Write each line out again exactly as written.

## begin Input for this task

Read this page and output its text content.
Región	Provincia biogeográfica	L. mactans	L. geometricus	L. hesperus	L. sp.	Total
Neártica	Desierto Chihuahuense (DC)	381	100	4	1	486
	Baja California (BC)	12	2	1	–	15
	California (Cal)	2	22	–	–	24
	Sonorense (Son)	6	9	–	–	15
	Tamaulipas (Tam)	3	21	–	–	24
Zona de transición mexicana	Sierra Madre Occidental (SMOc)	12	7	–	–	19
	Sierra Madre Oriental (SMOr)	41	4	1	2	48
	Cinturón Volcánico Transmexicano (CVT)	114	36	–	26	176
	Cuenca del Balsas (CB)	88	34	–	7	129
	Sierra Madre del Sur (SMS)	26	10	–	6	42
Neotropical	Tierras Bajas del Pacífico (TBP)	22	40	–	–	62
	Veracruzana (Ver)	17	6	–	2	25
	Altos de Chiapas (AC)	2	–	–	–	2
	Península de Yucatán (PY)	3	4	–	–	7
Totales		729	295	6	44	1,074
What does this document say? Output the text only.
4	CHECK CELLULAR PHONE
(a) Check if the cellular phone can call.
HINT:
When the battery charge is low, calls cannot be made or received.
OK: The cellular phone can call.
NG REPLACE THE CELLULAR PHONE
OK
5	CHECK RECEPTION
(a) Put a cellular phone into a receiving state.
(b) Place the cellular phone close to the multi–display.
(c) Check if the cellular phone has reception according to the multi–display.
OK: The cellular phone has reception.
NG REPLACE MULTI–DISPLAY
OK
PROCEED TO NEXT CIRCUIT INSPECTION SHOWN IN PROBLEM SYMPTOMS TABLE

## end Input for this task

*Completed task*.
Read this page and output its text content.
Región	Provincia biogeográfica	L. mactans	L. geometricus	L. hesperus	L. sp.	Total
Neártica	Desierto Chihuahuense (DC)	381	100	4	1	486
	Baja California (BC)	12	2	1	–	15
	California (Cal)	2	22	–	–	24
	Sonorense (Son)	6	9	–	–	15
	Tamaulipas (Tam)	3	21	–	–	24
Zona de transición mexicana	Sierra Madre Occidental (SMOc)	12	7	–	–	19
	Sierra Madre Oriental (SMOr)	41	4	1	2	48
	Cinturón Volcánico Transmexicano (CVT)	114	36	–	26	176
	Cuenca del Balsas (CB)	88	34	–	7	129
	Sierra Madre del Sur (SMS)	26	10	–	6	42
Neotropical	Tierras Bajas del Pacífico (TBP)	22	40	–	–	62
	Veracruzana (Ver)	17	6	–	2	25
	Altos de Chiapas (AC)	2	–	–	–	2
	Península de Yucatán (PY)	3	4	–	–	7
Totales		729	295	6	44	1,074
What does this document say? Output the text only.
4	CHECK CELLULAR PHONE
(a) Check if the cellular phone can call.
HINT:
When the battery charge is low, calls cannot be made or received.
OK: The cellular phone can call.
NG REPLACE THE CELLULAR PHONE
OK
5	CHECK RECEPTION
(a) Put a cellular phone into a receiving state.
(b) Place the cellular phone close to the multi–display.
(c) Check if the cellular phone has reception according to the multi–display.
OK: The cellular phone has reception.
NG REPLACE MULTI–DISPLAY
OK
PROCEED TO NEXT CIRCUIT INSPECTION SHOWN IN PROBLEM SYMPTOMS TABLE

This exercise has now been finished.